**Set exercise**
Leaving out all images, write out the records that follow exactly.
## begin Input rows
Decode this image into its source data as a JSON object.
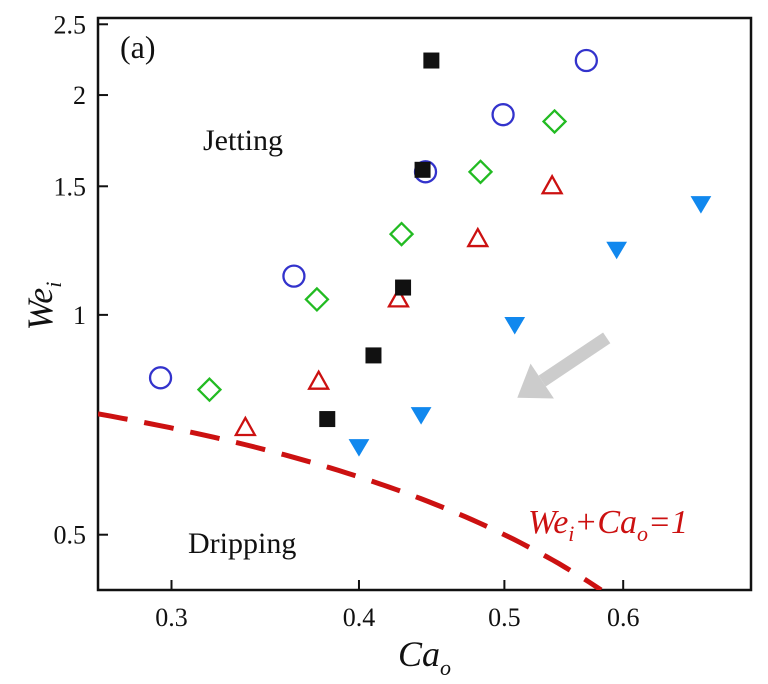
{
  "chart_data": {
    "type": "scatter",
    "x_scale": "log",
    "y_scale": "log",
    "xlim": [
      0.268,
      0.73
    ],
    "ylim": [
      0.42,
      2.55
    ],
    "xticks": [
      0.3,
      0.4,
      0.5,
      0.6
    ],
    "xtick_labels": [
      "0.3",
      "0.4",
      "0.5",
      "0.6"
    ],
    "yticks": [
      0.5,
      1,
      1.5,
      2,
      2.5
    ],
    "ytick_labels": [
      "0.5",
      "1",
      "1.5",
      "2",
      "2.5"
    ],
    "xlabel": {
      "main": "Ca",
      "sub": "o"
    },
    "ylabel": {
      "main": "We",
      "sub": "i"
    },
    "panel_label": "(a)",
    "grid": false,
    "region_labels": {
      "upper": "Jetting",
      "lower": "Dripping"
    },
    "boundary": {
      "style": "dashed",
      "color": "#cc1111",
      "label_parts": [
        {
          "t": "We",
          "sub": false
        },
        {
          "t": "i",
          "sub": true
        },
        {
          "t": "+Ca",
          "sub": false
        },
        {
          "t": "o",
          "sub": true
        },
        {
          "t": "=1",
          "sub": false
        }
      ],
      "x_range": [
        0.268,
        0.58
      ]
    },
    "arrow": {
      "color": "#cccccc",
      "from": [
        0.585,
        0.93
      ],
      "to": [
        0.51,
        0.77
      ]
    },
    "series": [
      {
        "marker": "circle",
        "color": "#3333cc",
        "filled": false,
        "points": [
          [
            0.295,
            0.82
          ],
          [
            0.362,
            1.13
          ],
          [
            0.443,
            1.57
          ],
          [
            0.499,
            1.88
          ],
          [
            0.567,
            2.23
          ]
        ]
      },
      {
        "marker": "diamond",
        "color": "#22bb22",
        "filled": false,
        "points": [
          [
            0.318,
            0.79
          ],
          [
            0.375,
            1.05
          ],
          [
            0.427,
            1.29
          ],
          [
            0.482,
            1.57
          ],
          [
            0.54,
            1.84
          ]
        ]
      },
      {
        "marker": "triangle-up",
        "color": "#cc1111",
        "filled": false,
        "points": [
          [
            0.336,
            0.7
          ],
          [
            0.376,
            0.81
          ],
          [
            0.425,
            1.05
          ],
          [
            0.48,
            1.27
          ],
          [
            0.538,
            1.5
          ]
        ]
      },
      {
        "marker": "square",
        "color": "#111111",
        "filled": true,
        "points": [
          [
            0.381,
            0.72
          ],
          [
            0.409,
            0.88
          ],
          [
            0.428,
            1.09
          ],
          [
            0.441,
            1.58
          ],
          [
            0.447,
            2.23
          ]
        ]
      },
      {
        "marker": "triangle-down",
        "color": "#1188ee",
        "filled": true,
        "points": [
          [
            0.4,
            0.66
          ],
          [
            0.44,
            0.73
          ],
          [
            0.508,
            0.97
          ],
          [
            0.594,
            1.23
          ],
          [
            0.676,
            1.42
          ]
        ]
      }
    ]
  }
}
## end Input rows
**Finished task**
Decode this image into its source data as a JSON object.
{
  "chart_data": {
    "type": "scatter",
    "x_scale": "log",
    "y_scale": "log",
    "xlim": [
      0.268,
      0.73
    ],
    "ylim": [
      0.42,
      2.55
    ],
    "xticks": [
      0.3,
      0.4,
      0.5,
      0.6
    ],
    "xtick_labels": [
      "0.3",
      "0.4",
      "0.5",
      "0.6"
    ],
    "yticks": [
      0.5,
      1,
      1.5,
      2,
      2.5
    ],
    "ytick_labels": [
      "0.5",
      "1",
      "1.5",
      "2",
      "2.5"
    ],
    "xlabel": {
      "main": "Ca",
      "sub": "o"
    },
    "ylabel": {
      "main": "We",
      "sub": "i"
    },
    "panel_label": "(a)",
    "grid": false,
    "region_labels": {
      "upper": "Jetting",
      "lower": "Dripping"
    },
    "boundary": {
      "style": "dashed",
      "color": "#cc1111",
      "label_parts": [
        {
          "t": "We",
          "sub": false
        },
        {
          "t": "i",
          "sub": true
        },
        {
          "t": "+Ca",
          "sub": false
        },
        {
          "t": "o",
          "sub": true
        },
        {
          "t": "=1",
          "sub": false
        }
      ],
      "x_range": [
        0.268,
        0.58
      ]
    },
    "arrow": {
      "color": "#cccccc",
      "from": [
        0.585,
        0.93
      ],
      "to": [
        0.51,
        0.77
      ]
    },
    "series": [
      {
        "marker": "circle",
        "color": "#3333cc",
        "filled": false,
        "points": [
          [
            0.295,
            0.82
          ],
          [
            0.362,
            1.13
          ],
          [
            0.443,
            1.57
          ],
          [
            0.499,
            1.88
          ],
          [
            0.567,
            2.23
          ]
        ]
      },
      {
        "marker": "diamond",
        "color": "#22bb22",
        "filled": false,
        "points": [
          [
            0.318,
            0.79
          ],
          [
            0.375,
            1.05
          ],
          [
            0.427,
            1.29
          ],
          [
            0.482,
            1.57
          ],
          [
            0.54,
            1.84
          ]
        ]
      },
      {
        "marker": "triangle-up",
        "color": "#cc1111",
        "filled": false,
        "points": [
          [
            0.336,
            0.7
          ],
          [
            0.376,
            0.81
          ],
          [
            0.425,
            1.05
          ],
          [
            0.48,
            1.27
          ],
          [
            0.538,
            1.5
          ]
        ]
      },
      {
        "marker": "square",
        "color": "#111111",
        "filled": true,
        "points": [
          [
            0.381,
            0.72
          ],
          [
            0.409,
            0.88
          ],
          [
            0.428,
            1.09
          ],
          [
            0.441,
            1.58
          ],
          [
            0.447,
            2.23
          ]
        ]
      },
      {
        "marker": "triangle-down",
        "color": "#1188ee",
        "filled": true,
        "points": [
          [
            0.4,
            0.66
          ],
          [
            0.44,
            0.73
          ],
          [
            0.508,
            0.97
          ],
          [
            0.594,
            1.23
          ],
          [
            0.676,
            1.42
          ]
        ]
      }
    ]
  }
}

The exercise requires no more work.